§ Information supplied:
((

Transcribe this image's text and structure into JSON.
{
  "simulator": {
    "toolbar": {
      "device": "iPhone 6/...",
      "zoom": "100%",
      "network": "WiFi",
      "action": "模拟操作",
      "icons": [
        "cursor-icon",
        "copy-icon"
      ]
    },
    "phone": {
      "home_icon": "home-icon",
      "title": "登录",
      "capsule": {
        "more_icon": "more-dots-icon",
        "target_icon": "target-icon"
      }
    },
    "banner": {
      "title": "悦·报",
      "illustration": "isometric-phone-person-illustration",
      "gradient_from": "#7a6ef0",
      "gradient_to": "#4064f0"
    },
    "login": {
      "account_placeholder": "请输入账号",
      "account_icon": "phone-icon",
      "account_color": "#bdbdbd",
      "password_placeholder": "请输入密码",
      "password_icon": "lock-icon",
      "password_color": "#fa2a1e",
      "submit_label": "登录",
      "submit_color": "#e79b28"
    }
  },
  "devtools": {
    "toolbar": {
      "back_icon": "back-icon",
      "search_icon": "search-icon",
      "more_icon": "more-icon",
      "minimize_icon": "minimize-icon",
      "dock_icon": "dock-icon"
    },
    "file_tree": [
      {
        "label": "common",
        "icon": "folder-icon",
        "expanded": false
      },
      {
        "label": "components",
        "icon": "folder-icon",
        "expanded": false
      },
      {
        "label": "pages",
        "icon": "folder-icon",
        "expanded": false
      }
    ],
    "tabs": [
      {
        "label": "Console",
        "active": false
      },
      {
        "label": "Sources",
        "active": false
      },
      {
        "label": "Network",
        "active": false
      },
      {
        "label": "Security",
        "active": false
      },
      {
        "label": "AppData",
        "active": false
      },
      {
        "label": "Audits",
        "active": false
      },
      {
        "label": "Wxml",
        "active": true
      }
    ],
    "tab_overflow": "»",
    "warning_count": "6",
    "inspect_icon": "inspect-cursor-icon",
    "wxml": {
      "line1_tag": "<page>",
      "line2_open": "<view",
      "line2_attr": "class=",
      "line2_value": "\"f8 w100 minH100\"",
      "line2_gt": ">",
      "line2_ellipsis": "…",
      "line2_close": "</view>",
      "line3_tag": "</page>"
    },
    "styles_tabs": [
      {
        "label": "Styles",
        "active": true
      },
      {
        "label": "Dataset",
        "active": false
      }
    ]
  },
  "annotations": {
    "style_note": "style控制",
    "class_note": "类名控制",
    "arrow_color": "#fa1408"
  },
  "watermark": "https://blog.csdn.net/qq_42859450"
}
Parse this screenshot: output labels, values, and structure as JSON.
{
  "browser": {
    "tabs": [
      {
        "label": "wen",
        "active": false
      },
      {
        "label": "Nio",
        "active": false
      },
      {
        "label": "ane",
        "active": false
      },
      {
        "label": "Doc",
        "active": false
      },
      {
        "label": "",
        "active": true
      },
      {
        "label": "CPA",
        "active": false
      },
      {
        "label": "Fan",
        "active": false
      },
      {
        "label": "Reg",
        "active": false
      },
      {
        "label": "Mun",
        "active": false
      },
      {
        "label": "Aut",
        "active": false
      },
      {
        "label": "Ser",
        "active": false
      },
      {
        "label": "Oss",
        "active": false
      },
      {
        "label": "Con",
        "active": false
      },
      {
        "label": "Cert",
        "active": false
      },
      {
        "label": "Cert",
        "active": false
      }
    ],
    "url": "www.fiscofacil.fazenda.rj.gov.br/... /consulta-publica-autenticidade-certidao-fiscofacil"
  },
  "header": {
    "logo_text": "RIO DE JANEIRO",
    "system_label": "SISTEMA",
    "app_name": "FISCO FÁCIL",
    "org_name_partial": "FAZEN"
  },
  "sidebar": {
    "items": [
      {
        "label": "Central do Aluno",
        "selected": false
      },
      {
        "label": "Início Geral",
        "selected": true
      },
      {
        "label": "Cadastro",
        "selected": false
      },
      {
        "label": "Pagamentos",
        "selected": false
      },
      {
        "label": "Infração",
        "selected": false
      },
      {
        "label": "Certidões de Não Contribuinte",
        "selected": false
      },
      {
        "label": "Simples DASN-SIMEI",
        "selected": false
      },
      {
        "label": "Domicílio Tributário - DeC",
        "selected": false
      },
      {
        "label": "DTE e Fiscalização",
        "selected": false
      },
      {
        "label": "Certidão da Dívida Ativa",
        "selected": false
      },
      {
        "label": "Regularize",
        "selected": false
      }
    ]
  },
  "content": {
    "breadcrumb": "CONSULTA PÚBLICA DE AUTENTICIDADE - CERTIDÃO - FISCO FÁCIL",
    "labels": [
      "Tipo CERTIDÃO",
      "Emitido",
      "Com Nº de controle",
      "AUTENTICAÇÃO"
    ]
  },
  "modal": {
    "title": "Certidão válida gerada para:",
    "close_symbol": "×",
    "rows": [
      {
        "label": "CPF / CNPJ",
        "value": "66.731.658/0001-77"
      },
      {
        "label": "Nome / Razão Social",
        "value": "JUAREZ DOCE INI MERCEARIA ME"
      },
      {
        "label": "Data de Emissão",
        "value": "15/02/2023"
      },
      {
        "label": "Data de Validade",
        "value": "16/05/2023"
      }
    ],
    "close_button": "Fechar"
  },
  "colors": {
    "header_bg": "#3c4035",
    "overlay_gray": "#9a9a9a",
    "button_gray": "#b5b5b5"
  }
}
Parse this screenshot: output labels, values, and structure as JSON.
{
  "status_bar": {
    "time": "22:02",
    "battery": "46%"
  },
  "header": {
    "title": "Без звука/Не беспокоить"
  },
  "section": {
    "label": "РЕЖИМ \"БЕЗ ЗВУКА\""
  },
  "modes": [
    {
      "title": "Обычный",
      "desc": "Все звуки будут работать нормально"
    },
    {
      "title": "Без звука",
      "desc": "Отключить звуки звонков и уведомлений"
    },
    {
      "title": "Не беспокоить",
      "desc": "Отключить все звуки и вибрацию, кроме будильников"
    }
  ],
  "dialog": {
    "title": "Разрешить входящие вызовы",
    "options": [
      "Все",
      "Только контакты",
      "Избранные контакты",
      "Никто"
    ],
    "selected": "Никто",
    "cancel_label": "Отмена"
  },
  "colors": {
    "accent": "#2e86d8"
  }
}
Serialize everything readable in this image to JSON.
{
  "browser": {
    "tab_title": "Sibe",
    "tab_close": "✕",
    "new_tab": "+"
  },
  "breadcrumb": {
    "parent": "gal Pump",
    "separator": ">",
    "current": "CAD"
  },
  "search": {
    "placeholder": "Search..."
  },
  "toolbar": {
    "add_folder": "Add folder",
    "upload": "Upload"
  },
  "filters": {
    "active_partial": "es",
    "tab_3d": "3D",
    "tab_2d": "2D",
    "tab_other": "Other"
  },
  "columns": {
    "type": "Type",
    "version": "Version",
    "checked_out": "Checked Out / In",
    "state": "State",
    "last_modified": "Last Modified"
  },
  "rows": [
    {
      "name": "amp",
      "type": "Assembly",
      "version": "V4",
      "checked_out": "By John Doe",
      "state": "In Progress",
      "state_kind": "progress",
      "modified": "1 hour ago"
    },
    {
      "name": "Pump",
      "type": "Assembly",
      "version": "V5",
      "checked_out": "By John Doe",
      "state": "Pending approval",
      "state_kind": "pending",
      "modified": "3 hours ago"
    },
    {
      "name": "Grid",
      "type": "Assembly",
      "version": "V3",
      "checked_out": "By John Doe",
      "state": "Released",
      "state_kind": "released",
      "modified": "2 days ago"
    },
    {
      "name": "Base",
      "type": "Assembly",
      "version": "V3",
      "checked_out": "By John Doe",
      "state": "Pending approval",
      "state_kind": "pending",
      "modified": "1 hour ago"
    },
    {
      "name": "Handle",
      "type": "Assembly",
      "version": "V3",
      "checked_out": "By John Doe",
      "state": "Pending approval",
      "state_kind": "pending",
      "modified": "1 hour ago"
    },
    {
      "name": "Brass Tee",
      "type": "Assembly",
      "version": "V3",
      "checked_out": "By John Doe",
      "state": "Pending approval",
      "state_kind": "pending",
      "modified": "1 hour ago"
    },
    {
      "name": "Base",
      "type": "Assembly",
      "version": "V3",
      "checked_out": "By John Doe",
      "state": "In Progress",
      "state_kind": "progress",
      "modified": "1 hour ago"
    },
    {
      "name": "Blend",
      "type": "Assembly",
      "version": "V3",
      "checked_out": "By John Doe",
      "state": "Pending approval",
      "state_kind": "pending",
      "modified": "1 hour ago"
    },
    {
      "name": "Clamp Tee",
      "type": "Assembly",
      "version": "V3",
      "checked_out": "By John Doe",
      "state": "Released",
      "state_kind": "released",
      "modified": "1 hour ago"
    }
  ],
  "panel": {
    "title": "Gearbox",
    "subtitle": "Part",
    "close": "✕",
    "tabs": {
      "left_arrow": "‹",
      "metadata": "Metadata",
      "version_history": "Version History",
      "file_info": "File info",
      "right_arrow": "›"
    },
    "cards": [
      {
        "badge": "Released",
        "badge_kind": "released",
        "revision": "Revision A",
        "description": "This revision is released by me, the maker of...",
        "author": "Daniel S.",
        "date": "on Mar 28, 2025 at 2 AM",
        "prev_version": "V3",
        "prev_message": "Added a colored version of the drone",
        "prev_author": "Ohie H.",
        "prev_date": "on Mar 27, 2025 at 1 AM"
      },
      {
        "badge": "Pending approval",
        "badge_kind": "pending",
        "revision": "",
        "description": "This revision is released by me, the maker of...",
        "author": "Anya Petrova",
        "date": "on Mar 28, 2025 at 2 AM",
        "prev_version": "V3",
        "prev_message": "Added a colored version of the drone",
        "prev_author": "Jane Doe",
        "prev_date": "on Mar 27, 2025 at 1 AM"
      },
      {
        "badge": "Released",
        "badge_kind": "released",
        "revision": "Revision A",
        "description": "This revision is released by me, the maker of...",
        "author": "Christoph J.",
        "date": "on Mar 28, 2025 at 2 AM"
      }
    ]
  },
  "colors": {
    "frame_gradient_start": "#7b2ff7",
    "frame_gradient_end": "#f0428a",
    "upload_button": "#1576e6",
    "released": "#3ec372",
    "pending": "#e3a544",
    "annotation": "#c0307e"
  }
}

))

§ Work to complete:
Copy out each line of the material that holds the word "image".

§ Reply to the exercise:
Transcribe this image's text and structure into JSON.
Serialize everything readable in this image to JSON.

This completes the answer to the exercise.